• _Data entries_

┌──

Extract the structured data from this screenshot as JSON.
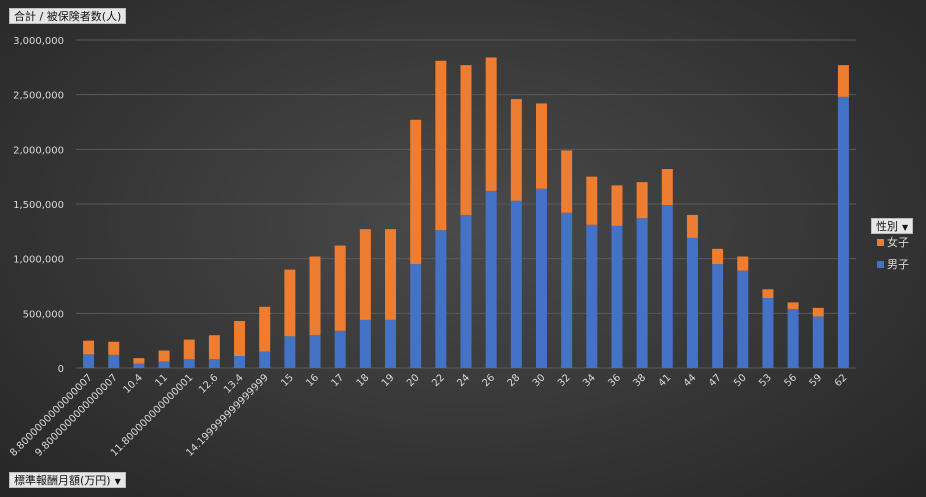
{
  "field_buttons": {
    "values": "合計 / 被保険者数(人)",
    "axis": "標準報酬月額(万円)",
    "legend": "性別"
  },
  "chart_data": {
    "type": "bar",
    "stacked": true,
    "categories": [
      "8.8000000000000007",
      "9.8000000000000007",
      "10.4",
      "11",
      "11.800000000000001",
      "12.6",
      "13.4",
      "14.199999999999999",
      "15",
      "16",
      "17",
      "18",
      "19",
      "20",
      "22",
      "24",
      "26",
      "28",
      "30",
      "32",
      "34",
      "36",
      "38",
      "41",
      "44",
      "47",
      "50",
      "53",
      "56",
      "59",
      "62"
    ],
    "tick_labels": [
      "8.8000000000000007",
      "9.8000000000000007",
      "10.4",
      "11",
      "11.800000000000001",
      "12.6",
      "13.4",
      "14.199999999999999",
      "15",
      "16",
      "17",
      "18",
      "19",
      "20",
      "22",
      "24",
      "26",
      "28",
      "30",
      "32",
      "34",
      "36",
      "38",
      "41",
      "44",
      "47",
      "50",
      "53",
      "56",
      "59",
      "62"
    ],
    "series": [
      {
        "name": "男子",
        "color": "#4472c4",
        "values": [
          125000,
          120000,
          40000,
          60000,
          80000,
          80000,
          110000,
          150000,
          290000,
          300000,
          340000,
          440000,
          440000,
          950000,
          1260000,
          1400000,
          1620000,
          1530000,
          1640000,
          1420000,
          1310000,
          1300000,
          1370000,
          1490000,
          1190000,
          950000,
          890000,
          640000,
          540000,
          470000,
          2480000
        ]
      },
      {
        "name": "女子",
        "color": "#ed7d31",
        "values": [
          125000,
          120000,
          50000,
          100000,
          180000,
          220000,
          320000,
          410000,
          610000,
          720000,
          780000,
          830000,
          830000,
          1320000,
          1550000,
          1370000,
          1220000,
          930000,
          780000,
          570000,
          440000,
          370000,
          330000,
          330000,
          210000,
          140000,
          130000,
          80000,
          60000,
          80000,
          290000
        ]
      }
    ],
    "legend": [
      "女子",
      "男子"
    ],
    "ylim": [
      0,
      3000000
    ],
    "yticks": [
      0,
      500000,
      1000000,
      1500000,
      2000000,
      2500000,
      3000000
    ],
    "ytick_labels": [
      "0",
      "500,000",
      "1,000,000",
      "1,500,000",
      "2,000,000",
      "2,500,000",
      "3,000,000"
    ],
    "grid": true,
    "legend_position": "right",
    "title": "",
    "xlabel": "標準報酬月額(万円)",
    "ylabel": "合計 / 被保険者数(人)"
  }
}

└──

• _Instructions for the task_
Transcribe the full listing above exactly, with the images removed.

• _Task output_
Extract the structured data from this screenshot as JSON.
{
  "field_buttons": {
    "values": "合計 / 被保険者数(人)",
    "axis": "標準報酬月額(万円)",
    "legend": "性別"
  },
  "chart_data": {
    "type": "bar",
    "stacked": true,
    "categories": [
      "8.8000000000000007",
      "9.8000000000000007",
      "10.4",
      "11",
      "11.800000000000001",
      "12.6",
      "13.4",
      "14.199999999999999",
      "15",
      "16",
      "17",
      "18",
      "19",
      "20",
      "22",
      "24",
      "26",
      "28",
      "30",
      "32",
      "34",
      "36",
      "38",
      "41",
      "44",
      "47",
      "50",
      "53",
      "56",
      "59",
      "62"
    ],
    "tick_labels": [
      "8.8000000000000007",
      "9.8000000000000007",
      "10.4",
      "11",
      "11.800000000000001",
      "12.6",
      "13.4",
      "14.199999999999999",
      "15",
      "16",
      "17",
      "18",
      "19",
      "20",
      "22",
      "24",
      "26",
      "28",
      "30",
      "32",
      "34",
      "36",
      "38",
      "41",
      "44",
      "47",
      "50",
      "53",
      "56",
      "59",
      "62"
    ],
    "series": [
      {
        "name": "男子",
        "color": "#4472c4",
        "values": [
          125000,
          120000,
          40000,
          60000,
          80000,
          80000,
          110000,
          150000,
          290000,
          300000,
          340000,
          440000,
          440000,
          950000,
          1260000,
          1400000,
          1620000,
          1530000,
          1640000,
          1420000,
          1310000,
          1300000,
          1370000,
          1490000,
          1190000,
          950000,
          890000,
          640000,
          540000,
          470000,
          2480000
        ]
      },
      {
        "name": "女子",
        "color": "#ed7d31",
        "values": [
          125000,
          120000,
          50000,
          100000,
          180000,
          220000,
          320000,
          410000,
          610000,
          720000,
          780000,
          830000,
          830000,
          1320000,
          1550000,
          1370000,
          1220000,
          930000,
          780000,
          570000,
          440000,
          370000,
          330000,
          330000,
          210000,
          140000,
          130000,
          80000,
          60000,
          80000,
          290000
        ]
      }
    ],
    "legend": [
      "女子",
      "男子"
    ],
    "ylim": [
      0,
      3000000
    ],
    "yticks": [
      0,
      500000,
      1000000,
      1500000,
      2000000,
      2500000,
      3000000
    ],
    "ytick_labels": [
      "0",
      "500,000",
      "1,000,000",
      "1,500,000",
      "2,000,000",
      "2,500,000",
      "3,000,000"
    ],
    "grid": true,
    "legend_position": "right",
    "title": "",
    "xlabel": "標準報酬月額(万円)",
    "ylabel": "合計 / 被保険者数(人)"
  }
}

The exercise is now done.